◆ Recorded information ◆
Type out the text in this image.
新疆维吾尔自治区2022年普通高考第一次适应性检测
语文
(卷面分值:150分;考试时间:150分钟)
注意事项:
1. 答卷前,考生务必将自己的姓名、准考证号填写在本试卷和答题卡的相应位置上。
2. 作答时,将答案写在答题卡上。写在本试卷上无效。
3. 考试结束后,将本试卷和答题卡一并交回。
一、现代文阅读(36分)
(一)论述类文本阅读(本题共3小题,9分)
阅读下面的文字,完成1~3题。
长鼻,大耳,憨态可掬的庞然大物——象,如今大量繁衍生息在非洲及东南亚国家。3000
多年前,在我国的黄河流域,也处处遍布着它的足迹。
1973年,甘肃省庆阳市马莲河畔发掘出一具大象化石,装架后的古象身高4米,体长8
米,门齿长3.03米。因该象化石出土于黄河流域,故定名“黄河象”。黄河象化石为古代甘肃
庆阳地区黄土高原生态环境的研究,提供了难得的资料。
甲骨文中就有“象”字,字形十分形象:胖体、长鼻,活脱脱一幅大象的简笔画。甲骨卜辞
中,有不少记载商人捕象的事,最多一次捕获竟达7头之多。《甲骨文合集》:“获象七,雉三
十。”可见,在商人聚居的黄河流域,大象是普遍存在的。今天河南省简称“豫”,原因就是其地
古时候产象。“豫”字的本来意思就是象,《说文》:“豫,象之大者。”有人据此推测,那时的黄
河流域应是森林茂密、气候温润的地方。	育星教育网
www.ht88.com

◆ Aim of the exercise ◆
Faithfully reproduce all of the records, character for character.

◆ Answer to the exercise ◆
Type out the text in this image.
新疆维吾尔自治区2022年普通高考第一次适应性检测
语文
(卷面分值:150分;考试时间:150分钟)
注意事项:
1. 答卷前,考生务必将自己的姓名、准考证号填写在本试卷和答题卡的相应位置上。
2. 作答时,将答案写在答题卡上。写在本试卷上无效。
3. 考试结束后,将本试卷和答题卡一并交回。
一、现代文阅读(36分)
(一)论述类文本阅读(本题共3小题,9分)
阅读下面的文字,完成1~3题。
长鼻,大耳,憨态可掬的庞然大物——象,如今大量繁衍生息在非洲及东南亚国家。3000
多年前,在我国的黄河流域,也处处遍布着它的足迹。
1973年,甘肃省庆阳市马莲河畔发掘出一具大象化石,装架后的古象身高4米,体长8
米,门齿长3.03米。因该象化石出土于黄河流域,故定名“黄河象”。黄河象化石为古代甘肃
庆阳地区黄土高原生态环境的研究,提供了难得的资料。
甲骨文中就有“象”字,字形十分形象:胖体、长鼻,活脱脱一幅大象的简笔画。甲骨卜辞
中,有不少记载商人捕象的事,最多一次捕获竟达7头之多。《甲骨文合集》:“获象七,雉三
十。”可见,在商人聚居的黄河流域,大象是普遍存在的。今天河南省简称“豫”,原因就是其地
古时候产象。“豫”字的本来意思就是象,《说文》:“豫,象之大者。”有人据此推测,那时的黄
河流域应是森林茂密、气候温润的地方。	育星教育网
www.ht88.com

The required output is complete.